▶ **DATA SHOWN**
══════════════════════════════
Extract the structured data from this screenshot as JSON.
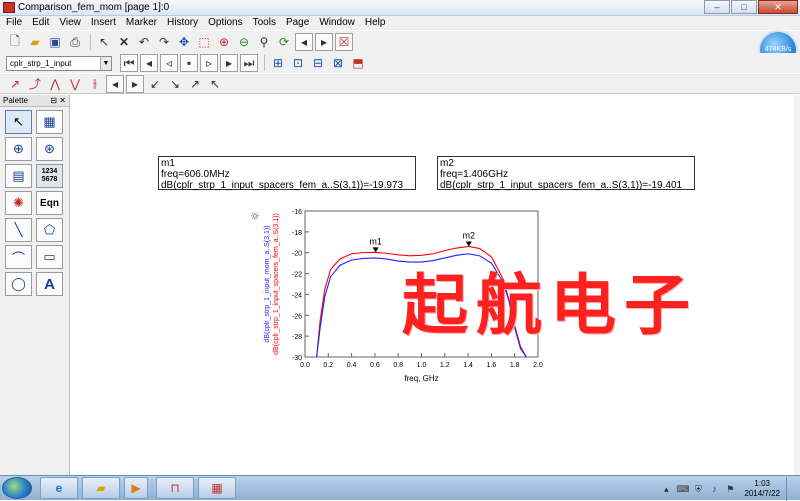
{
  "window": {
    "title": "Comparison_fem_mom [page 1]:0"
  },
  "menu": [
    "File",
    "Edit",
    "View",
    "Insert",
    "Marker",
    "History",
    "Options",
    "Tools",
    "Page",
    "Window",
    "Help"
  ],
  "toolbar2": {
    "combo_value": "cplr_strp_1_input"
  },
  "speed_badge": "474KB/s",
  "palette": {
    "title": "Palette",
    "buttons": [
      "select",
      "table",
      "polar",
      "smith",
      "list",
      "1234\n5678",
      "antenna",
      "Eqn",
      "line",
      "polygon",
      "polyline",
      "rectangle",
      "circle",
      "A"
    ]
  },
  "markers": {
    "m1": {
      "name": "m1",
      "freq": "freq=606.0MHz",
      "value": "dB(cplr_strp_1_input_spacers_fem_a..S(3,1))=-19.973"
    },
    "m2": {
      "name": "m2",
      "freq": "freq=1.406GHz",
      "value": "dB(cplr_strp_1_input_spacers_fem_a..S(3,1))=-19.401"
    }
  },
  "watermark": "起航电子",
  "chart_data": {
    "type": "line",
    "xlabel": "freq, GHz",
    "ylabel_blue": "dB(cplr_strp_1_input_mom_a..S(3,1))",
    "ylabel_red": "dB(cplr_strp_1_input_spacers_fem_a..S(3,1))",
    "xlim": [
      0.0,
      2.0
    ],
    "ylim": [
      -30,
      -16
    ],
    "xticks": [
      "0.0",
      "0.2",
      "0.4",
      "0.6",
      "0.8",
      "1.0",
      "1.2",
      "1.4",
      "1.6",
      "1.8",
      "2.0"
    ],
    "yticks": [
      "-16",
      "-18",
      "-20",
      "-22",
      "-24",
      "-26",
      "-28",
      "-30"
    ],
    "series": [
      {
        "name": "dB(cplr_strp_1_input_spacers_fem_a..S(3,1))",
        "color": "#ff0000",
        "x": [
          0.1,
          0.13,
          0.17,
          0.22,
          0.3,
          0.4,
          0.5,
          0.606,
          0.7,
          0.8,
          0.9,
          1.0,
          1.1,
          1.2,
          1.3,
          1.406,
          1.5,
          1.6,
          1.7,
          1.75,
          1.8,
          1.85,
          1.9
        ],
        "y": [
          -30,
          -26.5,
          -23.5,
          -21.6,
          -20.6,
          -20.1,
          -19.98,
          -19.97,
          -20.05,
          -20.2,
          -20.3,
          -20.25,
          -20.1,
          -19.8,
          -19.55,
          -19.4,
          -19.6,
          -20.4,
          -22.5,
          -24.5,
          -27.0,
          -29.0,
          -30
        ]
      },
      {
        "name": "dB(cplr_strp_1_input_mom_a..S(3,1))",
        "color": "#2020ff",
        "x": [
          0.1,
          0.13,
          0.17,
          0.22,
          0.3,
          0.4,
          0.5,
          0.6,
          0.7,
          0.8,
          0.9,
          1.0,
          1.1,
          1.2,
          1.3,
          1.4,
          1.5,
          1.6,
          1.7,
          1.75,
          1.8,
          1.85,
          1.9
        ],
        "y": [
          -30,
          -27.2,
          -24.2,
          -22.3,
          -21.2,
          -20.7,
          -20.55,
          -20.5,
          -20.6,
          -20.8,
          -20.9,
          -20.9,
          -20.75,
          -20.5,
          -20.25,
          -20.1,
          -20.3,
          -21.0,
          -22.8,
          -24.6,
          -27.2,
          -29.2,
          -30
        ]
      }
    ],
    "markers": [
      {
        "label": "m1",
        "x": 0.606,
        "y": -19.973
      },
      {
        "label": "m2",
        "x": 1.406,
        "y": -19.401
      }
    ]
  },
  "taskbar": {
    "time": "1:03",
    "date": "2014/7/22"
  }
}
══════════════════════════════
▶ **EXERCISE PROMPT**
Retype each line of the listing above word for word. Exclude the pictures.

▶ **RESULT FOR THIS TASK**
Extract the structured data from this screenshot as JSON.
{
  "window": {
    "title": "Comparison_fem_mom [page 1]:0"
  },
  "menu": [
    "File",
    "Edit",
    "View",
    "Insert",
    "Marker",
    "History",
    "Options",
    "Tools",
    "Page",
    "Window",
    "Help"
  ],
  "toolbar2": {
    "combo_value": "cplr_strp_1_input"
  },
  "speed_badge": "474KB/s",
  "palette": {
    "title": "Palette",
    "buttons": [
      "select",
      "table",
      "polar",
      "smith",
      "list",
      "1234\n5678",
      "antenna",
      "Eqn",
      "line",
      "polygon",
      "polyline",
      "rectangle",
      "circle",
      "A"
    ]
  },
  "markers": {
    "m1": {
      "name": "m1",
      "freq": "freq=606.0MHz",
      "value": "dB(cplr_strp_1_input_spacers_fem_a..S(3,1))=-19.973"
    },
    "m2": {
      "name": "m2",
      "freq": "freq=1.406GHz",
      "value": "dB(cplr_strp_1_input_spacers_fem_a..S(3,1))=-19.401"
    }
  },
  "watermark": "起航电子",
  "chart_data": {
    "type": "line",
    "xlabel": "freq, GHz",
    "ylabel_blue": "dB(cplr_strp_1_input_mom_a..S(3,1))",
    "ylabel_red": "dB(cplr_strp_1_input_spacers_fem_a..S(3,1))",
    "xlim": [
      0.0,
      2.0
    ],
    "ylim": [
      -30,
      -16
    ],
    "xticks": [
      "0.0",
      "0.2",
      "0.4",
      "0.6",
      "0.8",
      "1.0",
      "1.2",
      "1.4",
      "1.6",
      "1.8",
      "2.0"
    ],
    "yticks": [
      "-16",
      "-18",
      "-20",
      "-22",
      "-24",
      "-26",
      "-28",
      "-30"
    ],
    "series": [
      {
        "name": "dB(cplr_strp_1_input_spacers_fem_a..S(3,1))",
        "color": "#ff0000",
        "x": [
          0.1,
          0.13,
          0.17,
          0.22,
          0.3,
          0.4,
          0.5,
          0.606,
          0.7,
          0.8,
          0.9,
          1.0,
          1.1,
          1.2,
          1.3,
          1.406,
          1.5,
          1.6,
          1.7,
          1.75,
          1.8,
          1.85,
          1.9
        ],
        "y": [
          -30,
          -26.5,
          -23.5,
          -21.6,
          -20.6,
          -20.1,
          -19.98,
          -19.97,
          -20.05,
          -20.2,
          -20.3,
          -20.25,
          -20.1,
          -19.8,
          -19.55,
          -19.4,
          -19.6,
          -20.4,
          -22.5,
          -24.5,
          -27.0,
          -29.0,
          -30
        ]
      },
      {
        "name": "dB(cplr_strp_1_input_mom_a..S(3,1))",
        "color": "#2020ff",
        "x": [
          0.1,
          0.13,
          0.17,
          0.22,
          0.3,
          0.4,
          0.5,
          0.6,
          0.7,
          0.8,
          0.9,
          1.0,
          1.1,
          1.2,
          1.3,
          1.4,
          1.5,
          1.6,
          1.7,
          1.75,
          1.8,
          1.85,
          1.9
        ],
        "y": [
          -30,
          -27.2,
          -24.2,
          -22.3,
          -21.2,
          -20.7,
          -20.55,
          -20.5,
          -20.6,
          -20.8,
          -20.9,
          -20.9,
          -20.75,
          -20.5,
          -20.25,
          -20.1,
          -20.3,
          -21.0,
          -22.8,
          -24.6,
          -27.2,
          -29.2,
          -30
        ]
      }
    ],
    "markers": [
      {
        "label": "m1",
        "x": 0.606,
        "y": -19.973
      },
      {
        "label": "m2",
        "x": 1.406,
        "y": -19.401
      }
    ]
  },
  "taskbar": {
    "time": "1:03",
    "date": "2014/7/22"
  }
}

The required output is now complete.